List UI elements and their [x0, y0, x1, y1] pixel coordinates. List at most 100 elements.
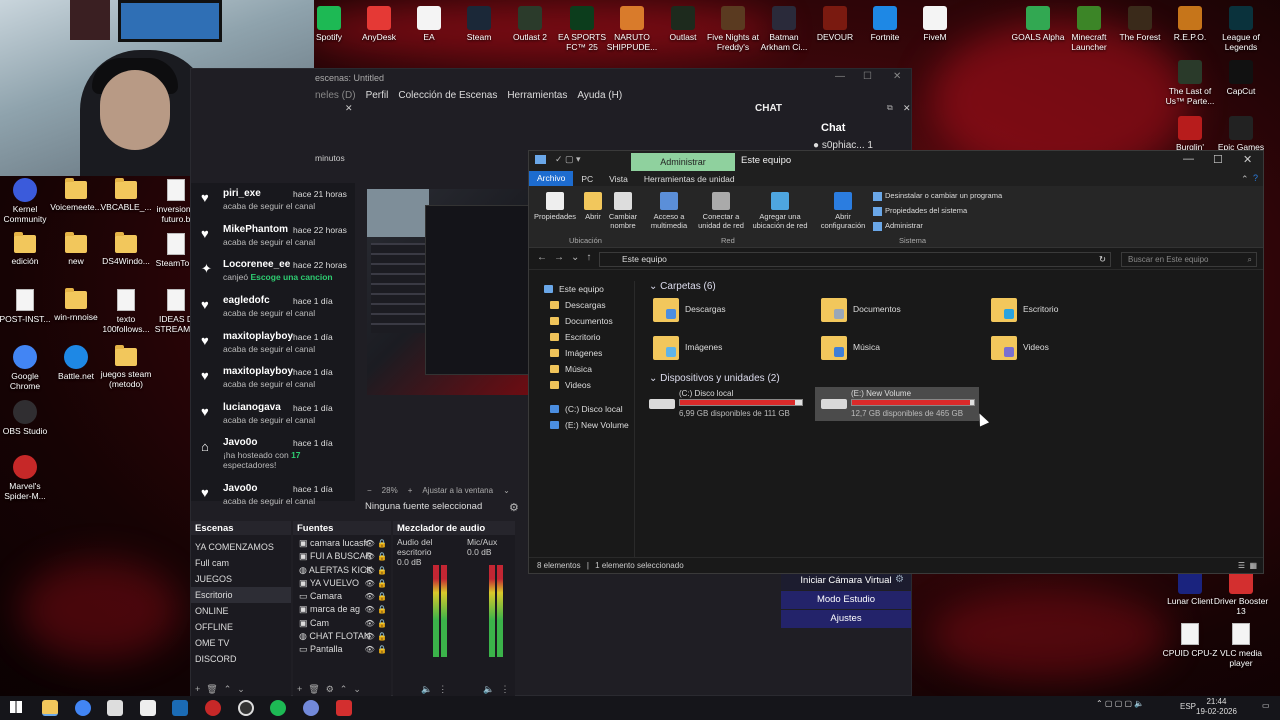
- scene-item[interactable]: JUEGOS: [191, 571, 291, 587]
- maximize-icon[interactable]: ☐: [1213, 153, 1223, 166]
- close-icon[interactable]: ✕: [1243, 153, 1252, 166]
- source-item[interactable]: ▭ Camara 👁 🔒: [293, 590, 391, 603]
- nav-item[interactable]: Música: [529, 361, 634, 377]
- drive-item[interactable]: (C:) Disco local 6,99 GB disponibles de 1…: [643, 387, 807, 421]
- nav-item[interactable]: Este equipo: [529, 281, 634, 297]
- close-icon[interactable]: ✕: [893, 71, 901, 82]
- add-icon[interactable]: +: [195, 684, 200, 695]
- gear-icon[interactable]: ⚙: [509, 501, 519, 514]
- source-item[interactable]: ▭ Pantalla 👁 🔒: [293, 643, 391, 656]
- tray-icons[interactable]: ⌃ ▢ ▢ ▢ 🔈: [1096, 699, 1144, 708]
- visibility-lock-icons[interactable]: 👁 🔒: [365, 603, 387, 616]
- nav-item[interactable]: Imágenes: [529, 345, 634, 361]
- zoom-level[interactable]: 28%: [382, 486, 398, 495]
- tab-archivo[interactable]: Archivo: [529, 171, 574, 186]
- rename-button[interactable]: Cambiar nombre: [597, 192, 649, 230]
- manage-link[interactable]: Administrar: [873, 221, 923, 231]
- desktop-icon[interactable]: OBS Studio: [0, 400, 54, 436]
- drive-item[interactable]: (E:) New Volume 12,7 GB disponibles de 46…: [815, 387, 979, 421]
- quick-access-toolbar[interactable]: ✓ ▢ ▾: [555, 154, 581, 165]
- desktop-icon[interactable]: GOALS Alpha: [1009, 6, 1067, 42]
- fit-window-option[interactable]: Ajustar a la ventana: [422, 486, 493, 495]
- source-item[interactable]: ◍ CHAT FLOTAN 👁 🔒: [293, 630, 391, 643]
- source-item[interactable]: ◍ ALERTAS KICK 👁 🔒: [293, 564, 391, 577]
- file-explorer-taskbar-icon[interactable]: [42, 700, 58, 716]
- search-input[interactable]: Buscar en Este equipo ⌕: [1121, 252, 1257, 267]
- store-taskbar-icon[interactable]: [107, 700, 123, 716]
- desktop-icon[interactable]: VLC media player: [1212, 622, 1270, 668]
- visibility-lock-icons[interactable]: 👁 🔒: [365, 630, 387, 643]
- desktop-icon[interactable]: Batman Arkham Ci...: [755, 6, 813, 52]
- visibility-lock-icons[interactable]: 👁 🔒: [365, 537, 387, 550]
- visibility-lock-icons[interactable]: 👁 🔒: [365, 590, 387, 603]
- menu-item[interactable]: Ayuda (H): [577, 90, 622, 101]
- drives-section-title[interactable]: ⌄ Dispositivos y unidades (2): [649, 373, 780, 384]
- refresh-icon[interactable]: ↻: [1099, 253, 1106, 266]
- language-indicator[interactable]: ESP: [1180, 702, 1196, 711]
- menu-icon[interactable]: ⋮: [500, 684, 509, 695]
- details-view-icon[interactable]: ☰: [1238, 558, 1245, 574]
- windows-start-icon[interactable]: [10, 701, 22, 713]
- desktop-icon[interactable]: CapCut: [1212, 60, 1270, 96]
- chevron-up-icon[interactable]: ⌃: [1241, 174, 1249, 185]
- nav-item[interactable]: (E:) New Volume: [529, 417, 634, 433]
- source-item[interactable]: ▣ FUI A BUSCAR 👁 🔒: [293, 550, 391, 563]
- source-item[interactable]: ▣ camara lucasfr 👁 🔒: [293, 537, 391, 550]
- dock-close-icon[interactable]: ✕: [345, 103, 353, 114]
- scene-item[interactable]: DISCORD: [191, 651, 291, 667]
- tiles-view-icon[interactable]: ▦: [1249, 558, 1257, 574]
- obs-preview[interactable]: [367, 189, 529, 395]
- dock-close-icon[interactable]: ✕: [903, 103, 911, 114]
- scene-item[interactable]: YA COMENZAMOS: [191, 539, 291, 555]
- menu-item[interactable]: Perfil: [366, 90, 389, 101]
- desktop-icon[interactable]: FiveM: [906, 6, 964, 42]
- desktop-icon[interactable]: Driver Booster 13: [1212, 570, 1270, 616]
- desktop-icon[interactable]: Burglin': [1161, 116, 1219, 152]
- visibility-lock-icons[interactable]: 👁 🔒: [365, 617, 387, 630]
- start-virtual-camera-button[interactable]: Iniciar Cámara Virtual: [781, 572, 911, 590]
- desktop-icon[interactable]: Steam: [450, 6, 508, 42]
- visibility-lock-icons[interactable]: 👁 🔒: [365, 564, 387, 577]
- obs-taskbar-icon[interactable]: [238, 700, 254, 716]
- desktop-icon[interactable]: juegos steam (metodo): [97, 345, 155, 389]
- minimize-icon[interactable]: —: [835, 71, 845, 82]
- desktop-icon[interactable]: POST-INST...: [0, 288, 54, 324]
- source-item[interactable]: ▣ Cam 👁 🔒: [293, 617, 391, 630]
- scene-item[interactable]: OFFLINE: [191, 619, 291, 635]
- menu-item[interactable]: Colección de Escenas: [398, 90, 497, 101]
- manage-tab[interactable]: Administrar: [631, 153, 735, 171]
- nav-item[interactable]: Descargas: [529, 297, 634, 313]
- system-properties-link[interactable]: Propiedades del sistema: [873, 206, 967, 216]
- capcut-taskbar-icon[interactable]: [140, 700, 156, 716]
- steam-taskbar-icon[interactable]: [172, 700, 188, 716]
- media-access-button[interactable]: Acceso a multimedia: [643, 192, 695, 230]
- scene-item[interactable]: ONLINE: [191, 603, 291, 619]
- gear-icon[interactable]: ⚙: [326, 684, 334, 695]
- chrome-taskbar-icon[interactable]: [75, 700, 91, 716]
- nav-arrows[interactable]: ←→⌄↑: [537, 252, 598, 263]
- chevron-up-icon[interactable]: ⌃: [340, 684, 348, 695]
- settings-button[interactable]: Ajustes: [781, 610, 911, 628]
- desktop-icon[interactable]: Kernel Community: [0, 178, 54, 224]
- app-taskbar-icon[interactable]: [205, 700, 221, 716]
- clock[interactable]: 21:44 19-02-2026: [1196, 697, 1237, 717]
- menu-icon[interactable]: ⋮: [438, 684, 447, 695]
- speaker-icon[interactable]: 🔈: [421, 684, 432, 695]
- desktop-icon[interactable]: Five Nights at Freddy's: [704, 6, 762, 52]
- nav-item[interactable]: Documentos: [529, 313, 634, 329]
- map-drive-button[interactable]: Conectar a unidad de red: [695, 192, 747, 230]
- menu-item[interactable]: Herramientas: [507, 90, 567, 101]
- zoom-plus-icon[interactable]: +: [408, 486, 413, 495]
- trash-icon[interactable]: 🗑: [308, 684, 319, 695]
- source-item[interactable]: ▣ marca de ag 👁 🔒: [293, 603, 391, 616]
- desktop-icon[interactable]: CPUID CPU-Z: [1161, 622, 1219, 658]
- gear-icon[interactable]: ⚙: [895, 574, 904, 585]
- tab-drive-tools[interactable]: Herramientas de unidad: [636, 174, 743, 184]
- minimize-icon[interactable]: —: [1183, 153, 1194, 165]
- scene-item[interactable]: Escritorio: [191, 587, 291, 603]
- visibility-lock-icons[interactable]: 👁 🔒: [365, 550, 387, 563]
- tab-pc[interactable]: PC: [573, 174, 601, 184]
- desktop-icon[interactable]: The Last of Us™ Parte...: [1161, 60, 1219, 106]
- add-icon[interactable]: +: [297, 684, 302, 695]
- add-network-location-button[interactable]: Agregar una ubicación de red: [749, 192, 811, 230]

Problem details:
Print the listing exactly. No pictures belong in the copy.

Expected answer:
List UI elements and their [x0, y0, x1, y1] pixel coordinates. List at most 100 elements.
- scene-item[interactable]: JUEGOS: [191, 571, 291, 587]
- maximize-icon[interactable]: ☐: [1213, 153, 1223, 166]
- close-icon[interactable]: ✕: [1243, 153, 1252, 166]
- source-item[interactable]: ▭ Camara 👁 🔒: [293, 590, 391, 603]
- nav-item[interactable]: Música: [529, 361, 634, 377]
- drive-item[interactable]: (C:) Disco local 6,99 GB disponibles de 1…: [643, 387, 807, 421]
- nav-item[interactable]: Este equipo: [529, 281, 634, 297]
- close-icon[interactable]: ✕: [893, 71, 901, 82]
- add-icon[interactable]: +: [195, 684, 200, 695]
- gear-icon[interactable]: ⚙: [509, 501, 519, 514]
- source-item[interactable]: ▭ Pantalla 👁 🔒: [293, 643, 391, 656]
- tray-icons[interactable]: ⌃ ▢ ▢ ▢ 🔈: [1096, 699, 1144, 708]
- visibility-lock-icons[interactable]: 👁 🔒: [365, 603, 387, 616]
- nav-item[interactable]: Imágenes: [529, 345, 634, 361]
- zoom-level[interactable]: 28%: [382, 486, 398, 495]
- tab-archivo[interactable]: Archivo: [529, 171, 574, 186]
- rename-button[interactable]: Cambiar nombre: [597, 192, 649, 230]
- manage-link[interactable]: Administrar: [873, 221, 923, 231]
- desktop-icon[interactable]: OBS Studio: [0, 400, 54, 436]
- drive-item[interactable]: (E:) New Volume 12,7 GB disponibles de 46…: [815, 387, 979, 421]
- quick-access-toolbar[interactable]: ✓ ▢ ▾: [555, 154, 581, 165]
- desktop-icon[interactable]: GOALS Alpha: [1009, 6, 1067, 42]
- fit-window-option[interactable]: Ajustar a la ventana: [422, 486, 493, 495]
- source-item[interactable]: ◍ CHAT FLOTAN 👁 🔒: [293, 630, 391, 643]
- source-item[interactable]: ◍ ALERTAS KICK 👁 🔒: [293, 564, 391, 577]
- file-explorer-taskbar-icon[interactable]: [42, 700, 58, 716]
- search-input[interactable]: Buscar en Este equipo ⌕: [1121, 252, 1257, 267]
- store-taskbar-icon[interactable]: [107, 700, 123, 716]
- desktop-icon[interactable]: VLC media player: [1212, 622, 1270, 668]
- visibility-lock-icons[interactable]: 👁 🔒: [365, 630, 387, 643]
- desktop-icon[interactable]: Batman Arkham Ci...: [755, 6, 813, 52]
- visibility-lock-icons[interactable]: 👁 🔒: [365, 537, 387, 550]
- visibility-lock-icons[interactable]: 👁 🔒: [365, 590, 387, 603]
- menu-item[interactable]: Ayuda (H): [577, 90, 622, 101]
- drives-section-title[interactable]: ⌄ Dispositivos y unidades (2): [649, 373, 780, 384]
- refresh-icon[interactable]: ↻: [1099, 253, 1106, 266]
- language-indicator[interactable]: ESP: [1180, 702, 1196, 711]
- menu-icon[interactable]: ⋮: [500, 684, 509, 695]
- details-view-icon[interactable]: ☰: [1238, 558, 1245, 574]
- windows-start-icon[interactable]: [10, 701, 22, 713]
- desktop-icon[interactable]: CapCut: [1212, 60, 1270, 96]
- chevron-up-icon[interactable]: ⌃: [1241, 174, 1249, 185]
- nav-item[interactable]: (E:) New Volume: [529, 417, 634, 433]
- source-item[interactable]: ▣ FUI A BUSCAR 👁 🔒: [293, 550, 391, 563]
- source-item[interactable]: ▣ camara lucasfr 👁 🔒: [293, 537, 391, 550]
- dock-close-icon[interactable]: ✕: [345, 103, 353, 114]
- scene-item[interactable]: DISCORD: [191, 651, 291, 667]
- tiles-view-icon[interactable]: ▦: [1249, 558, 1257, 574]
- obs-preview[interactable]: [367, 189, 529, 395]
- dock-close-icon[interactable]: ✕: [903, 103, 911, 114]
- scene-item[interactable]: YA COMENZAMOS: [191, 539, 291, 555]
- menu-item[interactable]: Perfil: [366, 90, 389, 101]
- desktop-icon[interactable]: FiveM: [906, 6, 964, 42]
- desktop-icon[interactable]: Driver Booster 13: [1212, 570, 1270, 616]
- desktop-icon[interactable]: Burglin': [1161, 116, 1219, 152]
- visibility-lock-icons[interactable]: 👁 🔒: [365, 617, 387, 630]
- start-virtual-camera-button[interactable]: Iniciar Cámara Virtual: [781, 572, 911, 590]
- desktop-icon[interactable]: Steam: [450, 6, 508, 42]
- visibility-lock-icons[interactable]: 👁 🔒: [365, 564, 387, 577]
- obs-taskbar-icon[interactable]: [238, 700, 254, 716]
- desktop-icon[interactable]: juegos steam (metodo): [97, 345, 155, 389]
- minimize-icon[interactable]: —: [835, 71, 845, 82]
- desktop-icon[interactable]: POST-INST...: [0, 288, 54, 324]
- source-item[interactable]: ▣ Cam 👁 🔒: [293, 617, 391, 630]
- scene-item[interactable]: OFFLINE: [191, 619, 291, 635]
- menu-item[interactable]: Colección de Escenas: [398, 90, 497, 101]
- manage-tab[interactable]: Administrar: [631, 153, 735, 171]
- nav-item[interactable]: Descargas: [529, 297, 634, 313]
- system-properties-link[interactable]: Propiedades del sistema: [873, 206, 967, 216]
- capcut-taskbar-icon[interactable]: [140, 700, 156, 716]
- steam-taskbar-icon[interactable]: [172, 700, 188, 716]
- media-access-button[interactable]: Acceso a multimedia: [643, 192, 695, 230]
- scene-item[interactable]: ONLINE: [191, 603, 291, 619]
- gear-icon[interactable]: ⚙: [326, 684, 334, 695]
- chrome-taskbar-icon[interactable]: [75, 700, 91, 716]
- nav-arrows[interactable]: ←→⌄↑: [537, 252, 598, 263]
- chevron-up-icon[interactable]: ⌃: [340, 684, 348, 695]
- settings-button[interactable]: Ajustes: [781, 610, 911, 628]
- desktop-icon[interactable]: Kernel Community: [0, 178, 54, 224]
- app-taskbar-icon[interactable]: [205, 700, 221, 716]
- clock[interactable]: 21:44 19-02-2026: [1196, 697, 1237, 717]
- menu-icon[interactable]: ⋮: [438, 684, 447, 695]
- speaker-icon[interactable]: 🔈: [421, 684, 432, 695]
- desktop-icon[interactable]: Five Nights at Freddy's: [704, 6, 762, 52]
- nav-item[interactable]: Documentos: [529, 313, 634, 329]
- map-drive-button[interactable]: Conectar a unidad de red: [695, 192, 747, 230]
- menu-item[interactable]: Herramientas: [507, 90, 567, 101]
- zoom-plus-icon[interactable]: +: [408, 486, 413, 495]
- trash-icon[interactable]: 🗑: [308, 684, 319, 695]
- source-item[interactable]: ▣ marca de ag 👁 🔒: [293, 603, 391, 616]
- desktop-icon[interactable]: CPUID CPU-Z: [1161, 622, 1219, 658]
- gear-icon[interactable]: ⚙: [895, 574, 904, 585]
- tab-drive-tools[interactable]: Herramientas de unidad: [636, 174, 743, 184]
- minimize-icon[interactable]: —: [1183, 153, 1194, 165]
- scene-item[interactable]: Escritorio: [191, 587, 291, 603]
- visibility-lock-icons[interactable]: 👁 🔒: [365, 550, 387, 563]
- tab-pc[interactable]: PC: [573, 174, 601, 184]
- desktop-icon[interactable]: The Last of Us™ Parte...: [1161, 60, 1219, 106]
- add-icon[interactable]: +: [297, 684, 302, 695]
- add-network-location-button[interactable]: Agregar una ubicación de red: [749, 192, 811, 230]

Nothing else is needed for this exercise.